SOURCE EXTRACT:
3) Compute error margin A (use 1.96  for 95% confidence)
   
   A = 1.96 * s / SQRT(n)

4) State with 95% confidence:
   The 'real' result should be somewhere in between m-A to m+A

5) Lookup the ELO figures with the win% from m-A and m+A to get the lower and higher values in the error margin.
This formula is an approximation using normal distributions. There is no closed form exact formula for error margins neither for binomial nor for trinomial.

Kai
I don't understand what you are saying? The elo and its error margin are calculated only in step 5. But the formula I gave does not use any approximations (normal or otherwise). It doesn't make sense if it did so because it is one of statistical parameters used to describe a distribution.

Code: Select all

sd = sqrt(sum(x - xbar)^2 / (N - 1))
Binomial/multi-nomial/normal all have typical mean and sd values calculated this way, not the other way round as you seem to imply.
Actually Elostat calculates two standard deviations as Dieter pointed out there so it is not just m - A and m + A, but m - A and m + B. Ofcourse in step 5 you assume some kind of distribution for the Elo model, which I have mentioned repeatedly that I did not want to include since it clouds the point I am trying to make. Is that what you mean by the formula is for normal?
abulmo
Posts: 151
Joined: Thu Nov 12, 2009 6:31 pm

Re: about error margins?

Post by abulmo »

Daniel Shawul wrote:
Laskos wrote:
Daniel Shawul wrote:

Code: Select all

3) Compute error margin A (use 1.96  for 95% confidence)
   
   A = 1.96 * s / SQRT(n)

4) State with 95% confidence:
   The 'real' result should be somewhere in between m-A to m+A


This formula is an approximation using normal distributions. There is no closed form exact formula for error margins neither for binomial nor for trinomial.

Kai
I don't understand what you are saying? The elo and its error margin are calculated only in step 5. But the formula I gave does not use any approximations (normal or otherwise).
The "1.96" in your 95% confidence error margin assume a normal distribution.
Richard
Daniel Shawul
Posts: 4185
Joined: Tue Mar 14, 2006 11:34 am
Location: Ethiopia

Re: about error margins?

Post by Daniel Shawul »

The "1.96" in your 95% confidence error margin assume a normal distribution.
What a weird comment. Are you sure you read the discussion?
Ofcourse that distribution is normal and it is not an assumption. It is due to the central limit theorem. Anyway whats that got to do with the way standard deviation is calculated ?? The discussion was about the formula I used to calculate the sd. It doesn't make sense to say that formula is for normal or anything else.

WHAT THE TASK REQUIRES:
Please state what the error-margins forum thread gives as the reason the distribution is normal rather than an assumption.

RECORDED DATA:
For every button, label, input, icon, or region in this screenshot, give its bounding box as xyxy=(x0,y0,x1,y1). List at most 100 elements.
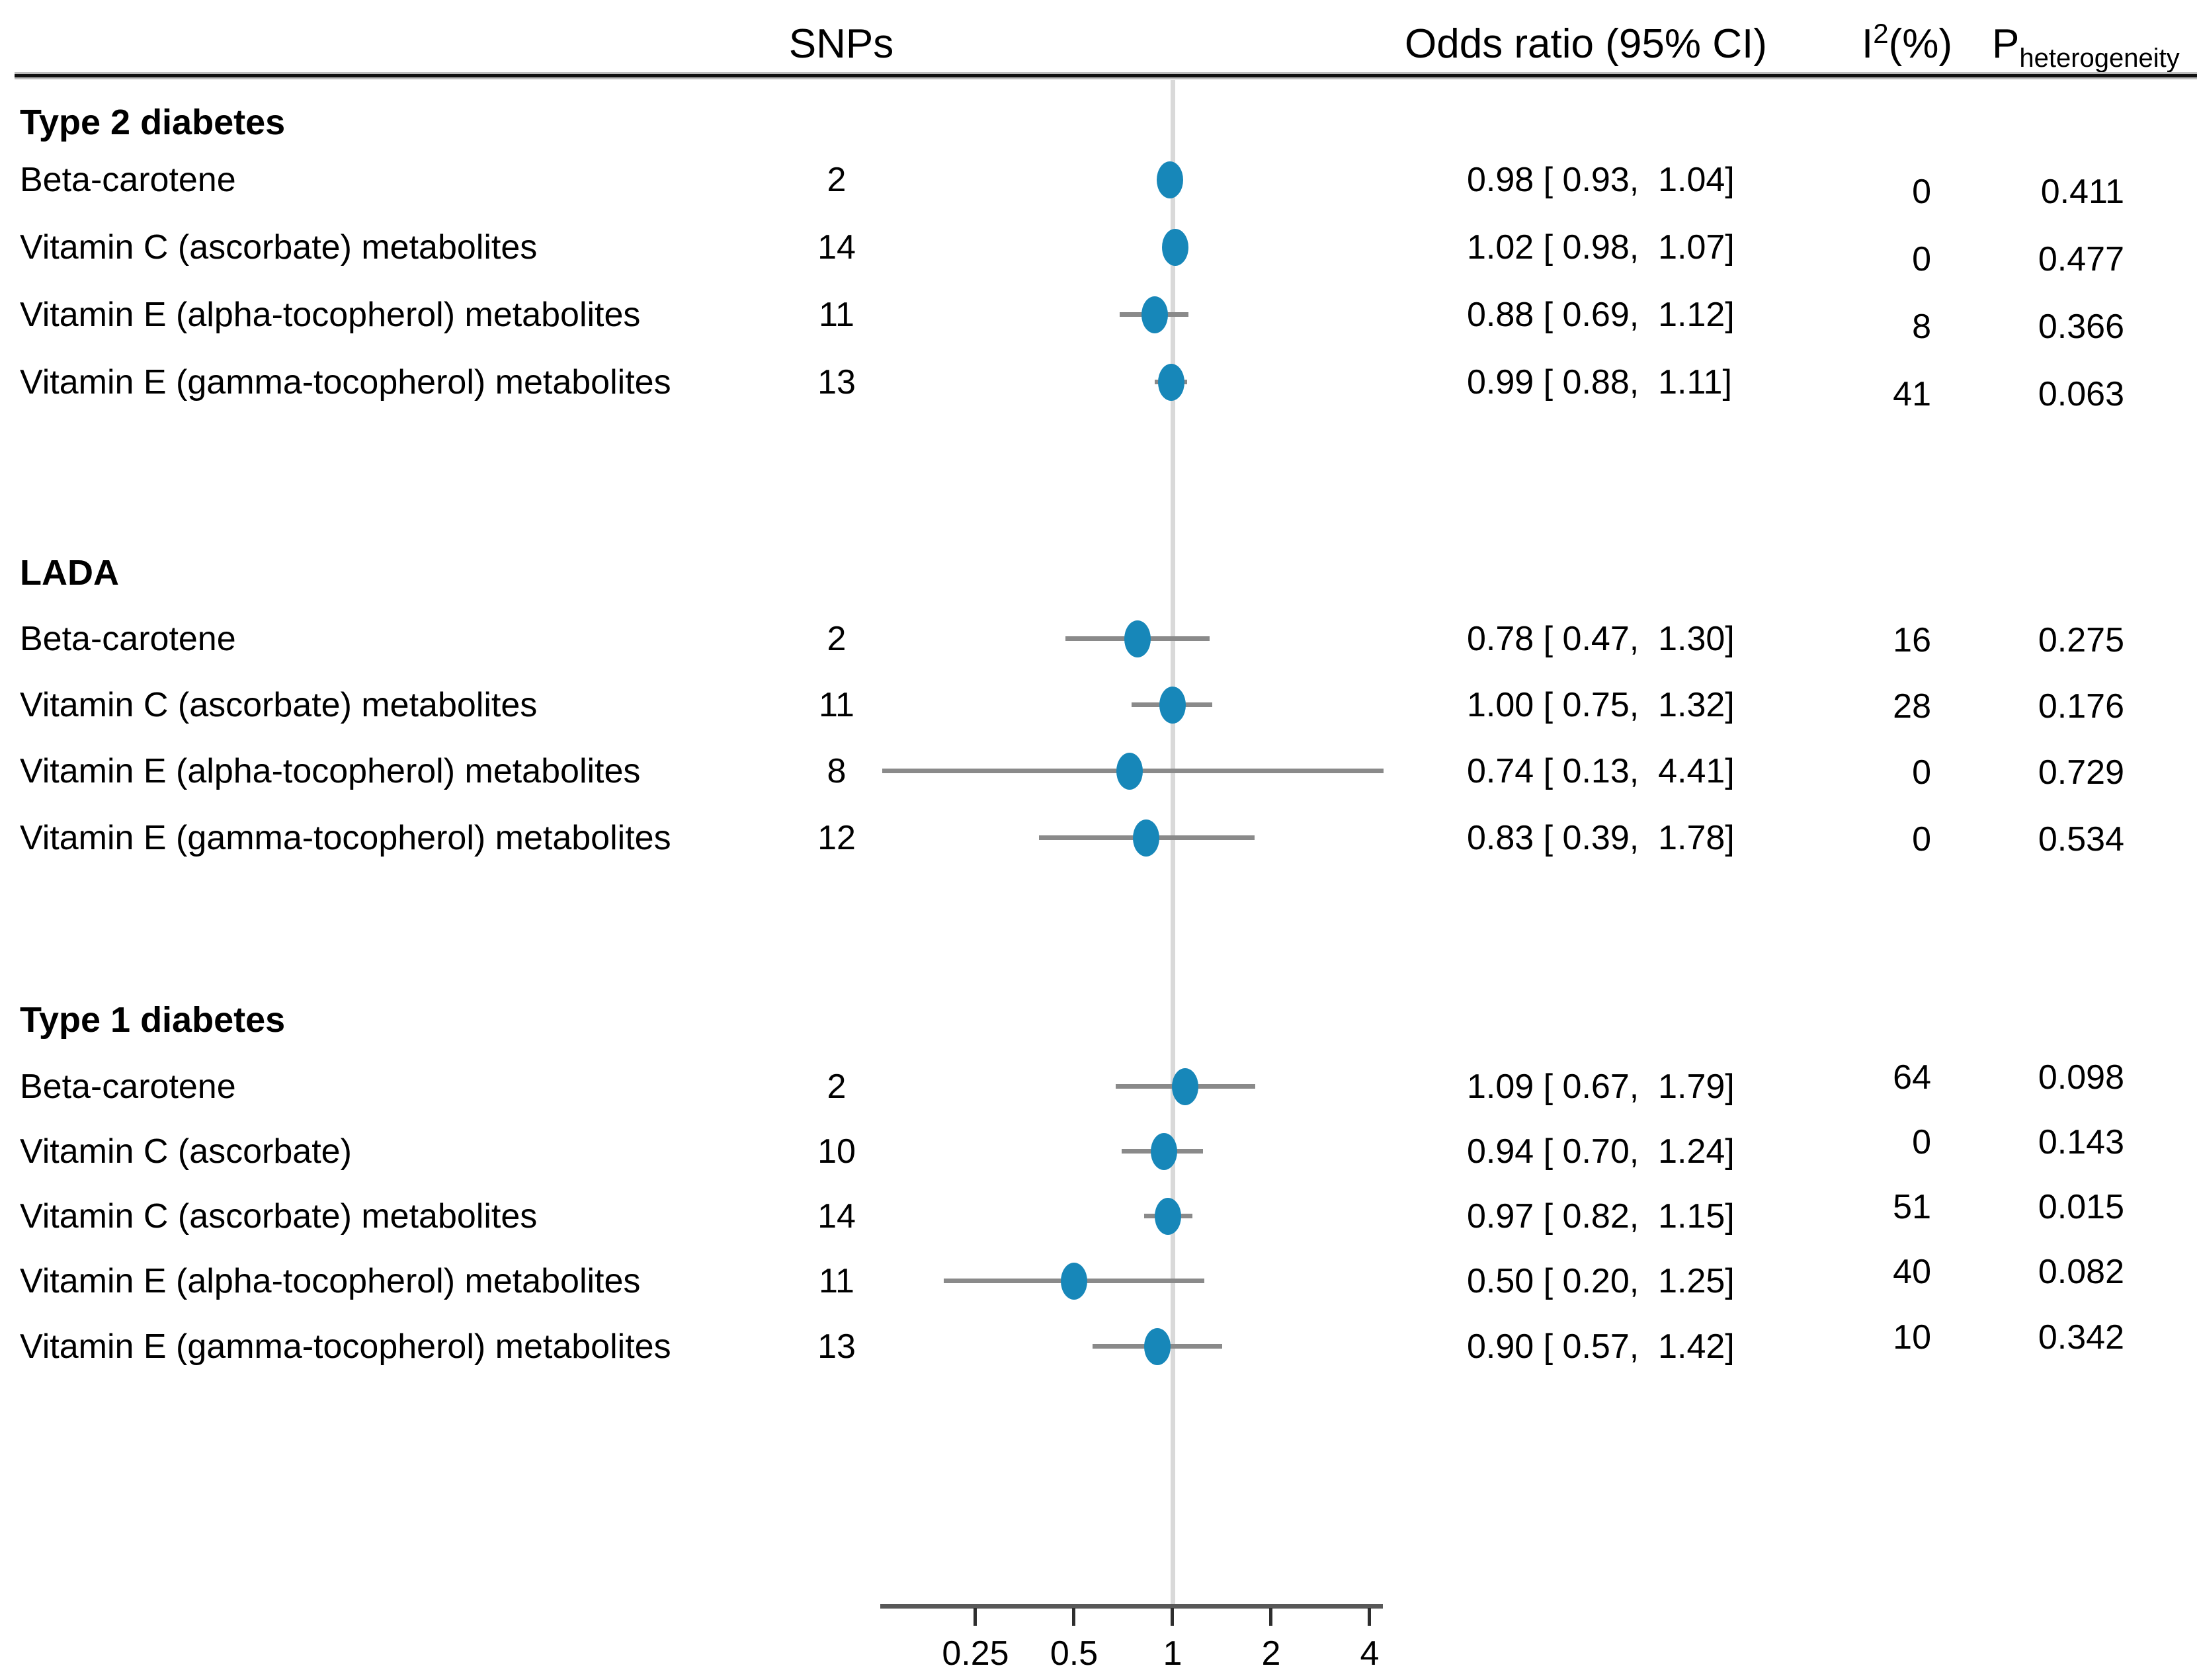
p-het-value: 0.729 xyxy=(2038,753,2124,792)
p-het-value: 0.143 xyxy=(2038,1123,2124,1161)
i2-value: 8 xyxy=(1912,308,1931,346)
or-ci-label: 0.97 [ 0.82, 1.15] xyxy=(1467,1197,1735,1236)
p-het-value: 0.275 xyxy=(2038,621,2124,659)
snp-count: 11 xyxy=(819,1262,854,1300)
header-rule xyxy=(15,74,2197,77)
or-ci-label: 0.78 [ 0.47, 1.30] xyxy=(1467,620,1735,658)
p-het-value: 0.477 xyxy=(2038,240,2124,278)
snp-count: 11 xyxy=(819,686,854,724)
row-label: Vitamin C (ascorbate) metabolites xyxy=(20,686,538,724)
snp-count: 12 xyxy=(817,819,856,857)
or-dot xyxy=(1171,1068,1198,1105)
row-label: Beta-carotene xyxy=(20,620,236,658)
i2-value: 0 xyxy=(1912,173,1931,211)
snp-count: 2 xyxy=(827,161,847,199)
i2-value: 40 xyxy=(1893,1253,1931,1291)
snp-count: 8 xyxy=(827,752,847,790)
or-ci-label: 1.09 [ 0.67, 1.79] xyxy=(1467,1068,1735,1106)
p-het-value: 0.342 xyxy=(2038,1318,2124,1357)
row-label: Vitamin C (ascorbate) metabolites xyxy=(20,1197,538,1236)
section-header: Type 1 diabetes xyxy=(20,1000,286,1040)
snp-count: 2 xyxy=(827,1068,847,1106)
row-label: Vitamin E (gamma-tocopherol) metabolites xyxy=(20,363,671,401)
p-het-value: 0.366 xyxy=(2038,308,2124,346)
row-label: Vitamin C (ascorbate) xyxy=(20,1132,352,1171)
column-header-p-heterogeneity: Pheterogeneity xyxy=(1992,20,2180,73)
row-label: Vitamin C (ascorbate) metabolites xyxy=(20,228,538,267)
snp-count: 14 xyxy=(817,228,856,267)
i2-value: 0 xyxy=(1912,820,1931,859)
p-het-value: 0.063 xyxy=(2038,375,2124,413)
i2-value: 51 xyxy=(1893,1188,1931,1226)
column-header-odds-ratio: Odds ratio (95% CI) xyxy=(1405,21,1767,67)
or-dot xyxy=(1124,620,1151,657)
or-dot xyxy=(1144,1328,1171,1365)
or-dot xyxy=(1157,364,1184,401)
p-het-value: 0.176 xyxy=(2038,687,2124,726)
i2-value: 0 xyxy=(1912,1123,1931,1161)
i2-superscript: 2 xyxy=(1873,18,1889,49)
row-label: Beta-carotene xyxy=(20,1068,236,1106)
or-ci-label: 0.98 [ 0.93, 1.04] xyxy=(1467,161,1735,199)
i2-value: 16 xyxy=(1893,621,1931,659)
column-header-snps: SNPs xyxy=(788,21,894,67)
snp-count: 13 xyxy=(817,1327,856,1366)
p-het-value: 0.534 xyxy=(2038,820,2124,859)
axis-tick xyxy=(1269,1608,1272,1626)
or-dot xyxy=(1150,1133,1177,1170)
p-het-value: 0.098 xyxy=(2038,1058,2124,1097)
or-ci-label: 0.88 [ 0.69, 1.12] xyxy=(1467,296,1735,334)
i2-value: 10 xyxy=(1893,1318,1931,1357)
p-het-value: 0.015 xyxy=(2038,1188,2124,1226)
or-dot xyxy=(1061,1263,1087,1300)
header-rule-bottom-edge xyxy=(15,77,2197,79)
or-ci-label: 0.90 [ 0.57, 1.42] xyxy=(1467,1327,1735,1366)
or-dot xyxy=(1132,819,1159,857)
p-het-value: 0.082 xyxy=(2038,1253,2124,1291)
header-rule-top-edge xyxy=(15,72,2197,74)
or-ci-label: 0.50 [ 0.20, 1.25] xyxy=(1467,1262,1735,1300)
or-dot xyxy=(1156,161,1183,198)
axis-tick xyxy=(1072,1608,1075,1626)
p-het-value: 0.411 xyxy=(2040,173,2124,211)
axis-tick-label: 2 xyxy=(1261,1634,1281,1673)
axis-tick-label: 4 xyxy=(1360,1634,1380,1673)
section-header: LADA xyxy=(20,553,119,593)
or-ci-label: 0.83 [ 0.39, 1.78] xyxy=(1467,819,1735,857)
column-header-i2: I2(%) xyxy=(1862,18,1953,73)
snp-count: 14 xyxy=(817,1197,856,1236)
or-dot xyxy=(1116,753,1143,790)
or-ci-label: 1.00 [ 0.75, 1.32] xyxy=(1467,686,1735,724)
axis-tick xyxy=(1368,1608,1371,1626)
or-ci-label: 1.02 [ 0.98, 1.07] xyxy=(1467,228,1735,267)
section-header: Type 2 diabetes xyxy=(20,103,286,142)
p-letter: P xyxy=(1992,21,2020,67)
snp-count: 2 xyxy=(827,620,847,658)
i2-letter: I xyxy=(1862,21,1874,67)
or-dot xyxy=(1141,296,1168,333)
snp-count: 13 xyxy=(817,363,856,401)
axis-tick-label: 1 xyxy=(1163,1634,1182,1673)
i2-value: 28 xyxy=(1893,687,1931,726)
row-label: Beta-carotene xyxy=(20,161,236,199)
i2-value: 64 xyxy=(1893,1058,1931,1097)
or-ci-label: 0.99 [ 0.88, 1.11] xyxy=(1467,363,1732,401)
axis-tick-label: 0.25 xyxy=(942,1634,1009,1673)
axis-tick xyxy=(974,1608,977,1626)
or-ci-label: 0.94 [ 0.70, 1.24] xyxy=(1467,1132,1735,1171)
i2-value: 41 xyxy=(1893,375,1931,413)
p-subscript: heterogeneity xyxy=(2019,44,2180,73)
row-label: Vitamin E (alpha-tocopherol) metabolites xyxy=(20,296,641,334)
snp-count: 11 xyxy=(819,296,854,334)
i2-value: 0 xyxy=(1912,753,1931,792)
or-dot xyxy=(1155,1198,1182,1235)
row-label: Vitamin E (alpha-tocopherol) metabolites xyxy=(20,752,641,790)
snp-count: 10 xyxy=(817,1132,856,1171)
row-label: Vitamin E (alpha-tocopherol) metabolites xyxy=(20,1262,641,1300)
axis-tick xyxy=(1171,1608,1174,1626)
row-label: Vitamin E (gamma-tocopherol) metabolites xyxy=(20,1327,671,1366)
or-dot xyxy=(1162,229,1189,266)
x-axis-line xyxy=(880,1604,1383,1609)
i2-percent: (%) xyxy=(1888,21,1953,67)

SOLUTION FOR THIS PROBLEM:
The central limit theorem.